[Data records]

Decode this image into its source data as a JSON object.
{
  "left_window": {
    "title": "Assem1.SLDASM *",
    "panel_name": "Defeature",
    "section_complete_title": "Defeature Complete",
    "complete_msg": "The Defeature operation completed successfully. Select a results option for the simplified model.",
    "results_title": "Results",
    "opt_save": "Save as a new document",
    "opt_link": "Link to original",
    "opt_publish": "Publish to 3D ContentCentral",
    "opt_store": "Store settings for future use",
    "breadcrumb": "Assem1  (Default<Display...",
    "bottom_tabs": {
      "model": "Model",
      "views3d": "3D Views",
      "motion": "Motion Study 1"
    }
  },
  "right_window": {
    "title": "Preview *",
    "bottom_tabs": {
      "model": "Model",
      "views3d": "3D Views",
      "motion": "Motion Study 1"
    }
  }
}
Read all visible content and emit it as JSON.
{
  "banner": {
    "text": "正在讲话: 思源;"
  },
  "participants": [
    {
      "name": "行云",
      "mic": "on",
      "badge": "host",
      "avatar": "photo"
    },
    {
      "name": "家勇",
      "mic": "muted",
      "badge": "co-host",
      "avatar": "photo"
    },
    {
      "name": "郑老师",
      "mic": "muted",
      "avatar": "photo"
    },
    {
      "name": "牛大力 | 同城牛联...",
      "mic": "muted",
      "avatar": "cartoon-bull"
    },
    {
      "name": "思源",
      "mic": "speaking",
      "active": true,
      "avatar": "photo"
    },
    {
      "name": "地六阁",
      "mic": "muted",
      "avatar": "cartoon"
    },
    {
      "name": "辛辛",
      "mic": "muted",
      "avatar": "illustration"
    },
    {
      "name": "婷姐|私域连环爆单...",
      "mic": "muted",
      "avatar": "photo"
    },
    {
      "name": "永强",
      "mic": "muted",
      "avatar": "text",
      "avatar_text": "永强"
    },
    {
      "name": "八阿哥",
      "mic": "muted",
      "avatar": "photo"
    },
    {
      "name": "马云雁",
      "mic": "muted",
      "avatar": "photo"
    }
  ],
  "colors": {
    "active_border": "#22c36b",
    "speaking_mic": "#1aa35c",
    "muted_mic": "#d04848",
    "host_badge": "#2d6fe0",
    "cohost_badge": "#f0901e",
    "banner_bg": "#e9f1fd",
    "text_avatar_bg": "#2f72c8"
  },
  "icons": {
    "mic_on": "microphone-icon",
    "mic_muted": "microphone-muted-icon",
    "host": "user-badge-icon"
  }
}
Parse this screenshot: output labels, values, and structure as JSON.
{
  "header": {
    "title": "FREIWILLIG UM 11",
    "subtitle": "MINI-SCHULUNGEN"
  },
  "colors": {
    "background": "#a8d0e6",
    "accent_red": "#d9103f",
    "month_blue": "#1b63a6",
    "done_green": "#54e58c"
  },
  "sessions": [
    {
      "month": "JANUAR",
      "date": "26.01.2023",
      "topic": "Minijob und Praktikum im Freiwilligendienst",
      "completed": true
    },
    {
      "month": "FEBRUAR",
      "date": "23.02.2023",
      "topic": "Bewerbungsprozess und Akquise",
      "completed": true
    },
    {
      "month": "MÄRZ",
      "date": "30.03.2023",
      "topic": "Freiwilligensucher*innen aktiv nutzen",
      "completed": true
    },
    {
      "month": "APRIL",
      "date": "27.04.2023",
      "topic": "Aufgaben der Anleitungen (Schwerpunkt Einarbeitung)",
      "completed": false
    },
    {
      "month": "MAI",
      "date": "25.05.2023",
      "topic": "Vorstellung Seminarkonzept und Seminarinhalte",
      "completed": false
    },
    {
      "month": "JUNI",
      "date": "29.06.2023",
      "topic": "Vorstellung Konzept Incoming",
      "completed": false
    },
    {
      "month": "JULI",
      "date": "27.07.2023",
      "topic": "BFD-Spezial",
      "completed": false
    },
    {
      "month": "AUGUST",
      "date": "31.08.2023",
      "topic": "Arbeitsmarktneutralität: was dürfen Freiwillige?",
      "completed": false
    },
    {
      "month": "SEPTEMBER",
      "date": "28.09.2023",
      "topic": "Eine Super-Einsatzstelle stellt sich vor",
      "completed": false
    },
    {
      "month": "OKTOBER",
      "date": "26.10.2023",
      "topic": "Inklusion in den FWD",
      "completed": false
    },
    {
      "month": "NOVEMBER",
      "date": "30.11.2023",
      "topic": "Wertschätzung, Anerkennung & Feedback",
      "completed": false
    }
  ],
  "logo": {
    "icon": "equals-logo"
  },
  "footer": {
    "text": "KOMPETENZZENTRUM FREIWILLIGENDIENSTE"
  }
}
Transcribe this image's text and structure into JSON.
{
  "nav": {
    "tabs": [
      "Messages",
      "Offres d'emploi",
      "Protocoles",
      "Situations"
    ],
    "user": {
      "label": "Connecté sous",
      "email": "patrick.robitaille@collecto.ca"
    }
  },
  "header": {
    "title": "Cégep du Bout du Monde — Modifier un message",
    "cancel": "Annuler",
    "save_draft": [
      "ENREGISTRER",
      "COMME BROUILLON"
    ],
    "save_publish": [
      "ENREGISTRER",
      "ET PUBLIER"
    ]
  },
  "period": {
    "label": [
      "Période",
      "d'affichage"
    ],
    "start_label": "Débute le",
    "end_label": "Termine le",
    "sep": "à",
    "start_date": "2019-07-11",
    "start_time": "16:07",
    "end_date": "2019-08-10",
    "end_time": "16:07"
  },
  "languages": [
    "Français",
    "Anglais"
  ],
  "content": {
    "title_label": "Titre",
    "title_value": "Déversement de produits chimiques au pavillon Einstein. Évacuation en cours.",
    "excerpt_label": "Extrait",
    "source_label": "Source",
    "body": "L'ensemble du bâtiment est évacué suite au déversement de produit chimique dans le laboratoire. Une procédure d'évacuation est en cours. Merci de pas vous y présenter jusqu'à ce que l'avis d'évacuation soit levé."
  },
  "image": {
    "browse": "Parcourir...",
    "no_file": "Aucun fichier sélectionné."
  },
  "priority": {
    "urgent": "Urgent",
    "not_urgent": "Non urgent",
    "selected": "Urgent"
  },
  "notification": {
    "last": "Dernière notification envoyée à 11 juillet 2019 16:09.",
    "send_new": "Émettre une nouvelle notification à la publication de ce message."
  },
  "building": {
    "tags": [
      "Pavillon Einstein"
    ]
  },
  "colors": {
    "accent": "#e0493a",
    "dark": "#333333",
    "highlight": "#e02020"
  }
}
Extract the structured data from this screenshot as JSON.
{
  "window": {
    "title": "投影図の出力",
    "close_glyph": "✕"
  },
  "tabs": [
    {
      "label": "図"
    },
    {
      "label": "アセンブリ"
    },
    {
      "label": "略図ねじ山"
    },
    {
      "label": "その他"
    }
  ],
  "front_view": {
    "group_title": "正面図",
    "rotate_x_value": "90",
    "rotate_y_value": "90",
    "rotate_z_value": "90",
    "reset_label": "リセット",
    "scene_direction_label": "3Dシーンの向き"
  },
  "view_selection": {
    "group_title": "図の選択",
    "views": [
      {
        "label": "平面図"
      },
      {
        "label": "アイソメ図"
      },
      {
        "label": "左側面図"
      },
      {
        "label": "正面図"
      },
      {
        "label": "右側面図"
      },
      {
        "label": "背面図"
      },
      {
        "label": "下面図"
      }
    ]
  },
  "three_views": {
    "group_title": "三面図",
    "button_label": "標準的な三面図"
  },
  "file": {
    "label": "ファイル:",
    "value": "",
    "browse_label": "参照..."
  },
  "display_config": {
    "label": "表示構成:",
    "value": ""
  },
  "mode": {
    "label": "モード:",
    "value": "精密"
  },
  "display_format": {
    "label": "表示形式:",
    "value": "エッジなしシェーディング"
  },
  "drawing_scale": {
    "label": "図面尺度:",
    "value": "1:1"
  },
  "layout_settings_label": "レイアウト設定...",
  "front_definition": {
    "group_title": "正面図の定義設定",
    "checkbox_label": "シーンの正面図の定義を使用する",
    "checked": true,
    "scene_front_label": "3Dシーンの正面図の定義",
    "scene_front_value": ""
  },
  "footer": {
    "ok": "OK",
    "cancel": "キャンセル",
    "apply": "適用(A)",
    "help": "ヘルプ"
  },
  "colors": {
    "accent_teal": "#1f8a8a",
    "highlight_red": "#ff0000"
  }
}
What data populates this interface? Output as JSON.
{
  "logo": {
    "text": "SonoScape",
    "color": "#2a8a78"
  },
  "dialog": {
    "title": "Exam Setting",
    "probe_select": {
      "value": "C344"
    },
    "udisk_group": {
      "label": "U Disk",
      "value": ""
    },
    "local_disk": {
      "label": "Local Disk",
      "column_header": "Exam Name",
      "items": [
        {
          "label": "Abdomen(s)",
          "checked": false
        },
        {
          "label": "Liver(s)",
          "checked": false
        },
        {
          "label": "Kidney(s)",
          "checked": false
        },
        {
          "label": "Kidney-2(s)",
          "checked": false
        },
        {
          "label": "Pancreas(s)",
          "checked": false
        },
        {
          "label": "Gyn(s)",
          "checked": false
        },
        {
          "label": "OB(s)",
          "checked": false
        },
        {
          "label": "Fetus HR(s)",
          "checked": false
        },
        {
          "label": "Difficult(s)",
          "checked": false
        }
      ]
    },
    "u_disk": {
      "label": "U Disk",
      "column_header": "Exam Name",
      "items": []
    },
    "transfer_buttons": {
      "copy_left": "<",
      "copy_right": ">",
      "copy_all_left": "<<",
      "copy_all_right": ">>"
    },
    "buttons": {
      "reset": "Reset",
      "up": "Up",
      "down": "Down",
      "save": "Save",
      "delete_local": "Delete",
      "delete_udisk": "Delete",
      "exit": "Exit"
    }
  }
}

Your objective
Lines containing the string "image" are to be selected and copied.

Finished answer
Decode this image into its source data as a JSON object.
Transcribe this image's text and structure into JSON.
  "image": {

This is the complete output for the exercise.